## Begin

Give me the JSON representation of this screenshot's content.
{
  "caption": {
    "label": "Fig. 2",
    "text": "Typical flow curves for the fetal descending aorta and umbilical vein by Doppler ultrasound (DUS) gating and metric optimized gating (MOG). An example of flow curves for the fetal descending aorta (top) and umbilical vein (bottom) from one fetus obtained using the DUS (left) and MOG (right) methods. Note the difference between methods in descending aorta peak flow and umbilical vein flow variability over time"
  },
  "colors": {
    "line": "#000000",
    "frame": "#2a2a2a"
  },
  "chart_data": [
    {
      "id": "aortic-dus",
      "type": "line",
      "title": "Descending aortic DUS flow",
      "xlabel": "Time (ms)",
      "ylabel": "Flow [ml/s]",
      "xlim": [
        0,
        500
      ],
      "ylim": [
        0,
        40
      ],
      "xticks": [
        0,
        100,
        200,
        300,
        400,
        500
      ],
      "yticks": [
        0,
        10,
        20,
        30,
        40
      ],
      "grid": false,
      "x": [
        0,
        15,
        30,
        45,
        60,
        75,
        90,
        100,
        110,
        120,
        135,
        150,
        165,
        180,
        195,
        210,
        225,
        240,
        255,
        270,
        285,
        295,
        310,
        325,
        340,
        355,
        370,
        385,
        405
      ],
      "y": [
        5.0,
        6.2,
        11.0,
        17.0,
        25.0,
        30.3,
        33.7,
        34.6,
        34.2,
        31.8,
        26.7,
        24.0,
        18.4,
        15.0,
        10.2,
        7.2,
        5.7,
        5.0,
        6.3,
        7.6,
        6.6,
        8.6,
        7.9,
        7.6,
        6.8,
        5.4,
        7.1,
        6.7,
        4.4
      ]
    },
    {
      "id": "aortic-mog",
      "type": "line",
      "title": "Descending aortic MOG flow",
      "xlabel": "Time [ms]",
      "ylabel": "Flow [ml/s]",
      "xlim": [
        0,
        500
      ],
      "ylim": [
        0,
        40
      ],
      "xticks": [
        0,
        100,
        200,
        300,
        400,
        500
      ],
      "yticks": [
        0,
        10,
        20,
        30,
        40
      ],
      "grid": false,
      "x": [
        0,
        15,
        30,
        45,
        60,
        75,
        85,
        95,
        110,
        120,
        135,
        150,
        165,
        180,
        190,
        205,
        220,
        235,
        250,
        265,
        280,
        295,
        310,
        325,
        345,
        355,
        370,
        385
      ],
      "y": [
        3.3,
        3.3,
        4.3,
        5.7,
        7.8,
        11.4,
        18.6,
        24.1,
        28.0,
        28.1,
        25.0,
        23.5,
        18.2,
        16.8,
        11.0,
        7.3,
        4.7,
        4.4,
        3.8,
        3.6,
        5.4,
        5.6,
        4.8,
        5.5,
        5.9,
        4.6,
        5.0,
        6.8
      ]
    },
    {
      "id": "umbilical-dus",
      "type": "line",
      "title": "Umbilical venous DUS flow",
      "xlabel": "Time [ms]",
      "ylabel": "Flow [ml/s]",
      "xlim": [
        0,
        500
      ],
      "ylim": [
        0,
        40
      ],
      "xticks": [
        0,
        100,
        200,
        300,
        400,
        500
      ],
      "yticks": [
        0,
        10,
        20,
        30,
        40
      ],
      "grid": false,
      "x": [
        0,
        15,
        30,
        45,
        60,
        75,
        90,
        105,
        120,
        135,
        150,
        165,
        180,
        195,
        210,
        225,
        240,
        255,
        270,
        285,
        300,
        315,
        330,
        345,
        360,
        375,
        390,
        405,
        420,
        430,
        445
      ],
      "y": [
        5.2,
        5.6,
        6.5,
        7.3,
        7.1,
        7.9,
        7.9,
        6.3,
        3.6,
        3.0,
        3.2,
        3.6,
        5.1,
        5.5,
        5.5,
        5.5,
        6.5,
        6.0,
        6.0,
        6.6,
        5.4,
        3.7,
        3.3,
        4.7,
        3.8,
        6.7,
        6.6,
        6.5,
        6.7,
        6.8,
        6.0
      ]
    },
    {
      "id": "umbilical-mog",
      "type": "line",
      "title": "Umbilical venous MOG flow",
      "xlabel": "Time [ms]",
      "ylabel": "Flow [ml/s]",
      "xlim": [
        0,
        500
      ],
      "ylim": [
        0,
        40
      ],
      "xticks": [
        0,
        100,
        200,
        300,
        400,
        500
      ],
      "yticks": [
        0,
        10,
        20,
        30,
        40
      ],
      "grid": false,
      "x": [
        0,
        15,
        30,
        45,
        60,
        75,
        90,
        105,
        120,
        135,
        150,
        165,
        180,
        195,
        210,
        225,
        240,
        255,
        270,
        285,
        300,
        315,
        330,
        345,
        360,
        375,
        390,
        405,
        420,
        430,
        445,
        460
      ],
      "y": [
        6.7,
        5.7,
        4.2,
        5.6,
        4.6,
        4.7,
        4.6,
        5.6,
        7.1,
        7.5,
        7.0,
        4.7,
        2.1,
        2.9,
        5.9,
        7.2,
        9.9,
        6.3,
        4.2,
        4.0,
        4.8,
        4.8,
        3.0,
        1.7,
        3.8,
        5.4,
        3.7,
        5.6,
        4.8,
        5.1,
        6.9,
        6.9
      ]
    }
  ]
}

## End

- **Task prompt**
Search the records for the word "venous" and copy every line where it occurs.

- **Final answer**
      "title": "Umbilical venous DUS flow",
      "title": "Umbilical venous MOG flow",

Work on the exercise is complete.